## MATERIAL TO PROCESS
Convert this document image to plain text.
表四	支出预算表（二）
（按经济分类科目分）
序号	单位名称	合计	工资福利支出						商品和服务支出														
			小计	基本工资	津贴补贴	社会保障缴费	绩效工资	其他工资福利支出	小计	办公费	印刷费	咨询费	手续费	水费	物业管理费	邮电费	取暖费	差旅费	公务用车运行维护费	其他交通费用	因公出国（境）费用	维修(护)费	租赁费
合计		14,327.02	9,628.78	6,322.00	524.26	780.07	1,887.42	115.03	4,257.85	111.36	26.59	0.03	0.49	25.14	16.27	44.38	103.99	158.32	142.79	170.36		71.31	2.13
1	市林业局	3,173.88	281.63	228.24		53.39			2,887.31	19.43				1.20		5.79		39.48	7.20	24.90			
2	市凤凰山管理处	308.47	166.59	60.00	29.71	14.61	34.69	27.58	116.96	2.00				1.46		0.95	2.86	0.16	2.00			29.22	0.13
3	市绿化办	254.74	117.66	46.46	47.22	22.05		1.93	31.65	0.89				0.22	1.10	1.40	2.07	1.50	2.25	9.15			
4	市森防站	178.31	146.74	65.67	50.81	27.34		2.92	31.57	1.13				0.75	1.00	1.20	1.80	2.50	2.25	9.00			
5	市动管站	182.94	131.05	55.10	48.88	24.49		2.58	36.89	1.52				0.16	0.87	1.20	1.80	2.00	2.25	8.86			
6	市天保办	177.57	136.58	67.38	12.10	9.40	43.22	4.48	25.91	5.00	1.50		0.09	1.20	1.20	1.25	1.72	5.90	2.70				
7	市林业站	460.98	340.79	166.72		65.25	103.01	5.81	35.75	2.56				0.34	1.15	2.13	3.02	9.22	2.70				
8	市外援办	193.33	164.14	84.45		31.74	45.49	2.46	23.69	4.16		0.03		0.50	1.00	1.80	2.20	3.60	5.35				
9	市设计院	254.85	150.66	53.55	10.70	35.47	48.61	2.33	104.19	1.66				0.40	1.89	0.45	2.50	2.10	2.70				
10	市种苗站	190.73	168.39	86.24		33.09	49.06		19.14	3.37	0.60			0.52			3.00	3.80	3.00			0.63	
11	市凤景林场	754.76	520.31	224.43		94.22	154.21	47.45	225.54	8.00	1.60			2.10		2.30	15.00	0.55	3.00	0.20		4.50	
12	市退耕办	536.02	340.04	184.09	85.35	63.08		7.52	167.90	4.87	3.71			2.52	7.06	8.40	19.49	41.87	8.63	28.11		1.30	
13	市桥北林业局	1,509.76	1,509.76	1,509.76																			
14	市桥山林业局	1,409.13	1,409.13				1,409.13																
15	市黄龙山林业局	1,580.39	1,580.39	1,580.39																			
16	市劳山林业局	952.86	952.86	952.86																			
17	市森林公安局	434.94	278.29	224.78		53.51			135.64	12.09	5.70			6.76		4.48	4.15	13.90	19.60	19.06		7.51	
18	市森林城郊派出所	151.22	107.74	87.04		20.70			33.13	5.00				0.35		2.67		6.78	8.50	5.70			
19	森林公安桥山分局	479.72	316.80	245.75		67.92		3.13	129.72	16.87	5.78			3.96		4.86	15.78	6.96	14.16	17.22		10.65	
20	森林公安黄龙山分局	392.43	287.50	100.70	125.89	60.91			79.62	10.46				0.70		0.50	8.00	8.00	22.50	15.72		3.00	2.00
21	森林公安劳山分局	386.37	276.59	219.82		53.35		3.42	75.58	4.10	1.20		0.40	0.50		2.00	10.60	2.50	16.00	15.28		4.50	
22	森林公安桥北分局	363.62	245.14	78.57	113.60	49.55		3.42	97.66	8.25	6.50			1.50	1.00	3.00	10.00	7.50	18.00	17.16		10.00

## TASK TO COMPLETE
Would you reproduce all the entries exactly?

## TASK SOLUTION
Convert this document image to plain text.
表四	支出预算表（二）
（按经济分类科目分）
序号	单位名称	合计	工资福利支出						商品和服务支出														
			小计	基本工资	津贴补贴	社会保障缴费	绩效工资	其他工资福利支出	小计	办公费	印刷费	咨询费	手续费	水费	物业管理费	邮电费	取暖费	差旅费	公务用车运行维护费	其他交通费用	因公出国（境）费用	维修(护)费	租赁费
合计		14,327.02	9,628.78	6,322.00	524.26	780.07	1,887.42	115.03	4,257.85	111.36	26.59	0.03	0.49	25.14	16.27	44.38	103.99	158.32	142.79	170.36		71.31	2.13
1	市林业局	3,173.88	281.63	228.24		53.39			2,887.31	19.43				1.20		5.79		39.48	7.20	24.90			
2	市凤凰山管理处	308.47	166.59	60.00	29.71	14.61	34.69	27.58	116.96	2.00				1.46		0.95	2.86	0.16	2.00			29.22	0.13
3	市绿化办	254.74	117.66	46.46	47.22	22.05		1.93	31.65	0.89				0.22	1.10	1.40	2.07	1.50	2.25	9.15			
4	市森防站	178.31	146.74	65.67	50.81	27.34		2.92	31.57	1.13				0.75	1.00	1.20	1.80	2.50	2.25	9.00			
5	市动管站	182.94	131.05	55.10	48.88	24.49		2.58	36.89	1.52				0.16	0.87	1.20	1.80	2.00	2.25	8.86			
6	市天保办	177.57	136.58	67.38	12.10	9.40	43.22	4.48	25.91	5.00	1.50		0.09	1.20	1.20	1.25	1.72	5.90	2.70				
7	市林业站	460.98	340.79	166.72		65.25	103.01	5.81	35.75	2.56				0.34	1.15	2.13	3.02	9.22	2.70				
8	市外援办	193.33	164.14	84.45		31.74	45.49	2.46	23.69	4.16		0.03		0.50	1.00	1.80	2.20	3.60	5.35				
9	市设计院	254.85	150.66	53.55	10.70	35.47	48.61	2.33	104.19	1.66				0.40	1.89	0.45	2.50	2.10	2.70				
10	市种苗站	190.73	168.39	86.24		33.09	49.06		19.14	3.37	0.60			0.52			3.00	3.80	3.00			0.63	
11	市凤景林场	754.76	520.31	224.43		94.22	154.21	47.45	225.54	8.00	1.60			2.10		2.30	15.00	0.55	3.00	0.20		4.50	
12	市退耕办	536.02	340.04	184.09	85.35	63.08		7.52	167.90	4.87	3.71			2.52	7.06	8.40	19.49	41.87	8.63	28.11		1.30	
13	市桥北林业局	1,509.76	1,509.76	1,509.76																			
14	市桥山林业局	1,409.13	1,409.13				1,409.13																
15	市黄龙山林业局	1,580.39	1,580.39	1,580.39																			
16	市劳山林业局	952.86	952.86	952.86																			
17	市森林公安局	434.94	278.29	224.78		53.51			135.64	12.09	5.70			6.76		4.48	4.15	13.90	19.60	19.06		7.51	
18	市森林城郊派出所	151.22	107.74	87.04		20.70			33.13	5.00				0.35		2.67		6.78	8.50	5.70			
19	森林公安桥山分局	479.72	316.80	245.75		67.92		3.13	129.72	16.87	5.78			3.96		4.86	15.78	6.96	14.16	17.22		10.65	
20	森林公安黄龙山分局	392.43	287.50	100.70	125.89	60.91			79.62	10.46				0.70		0.50	8.00	8.00	22.50	15.72		3.00	2.00
21	森林公安劳山分局	386.37	276.59	219.82		53.35		3.42	75.58	4.10	1.20		0.40	0.50		2.00	10.60	2.50	16.00	15.28		4.50	
22	森林公安桥北分局	363.62	245.14	78.57	113.60	49.55		3.42	97.66	8.25	6.50			1.50	1.00	3.00	10.00	7.50	18.00	17.16		10.00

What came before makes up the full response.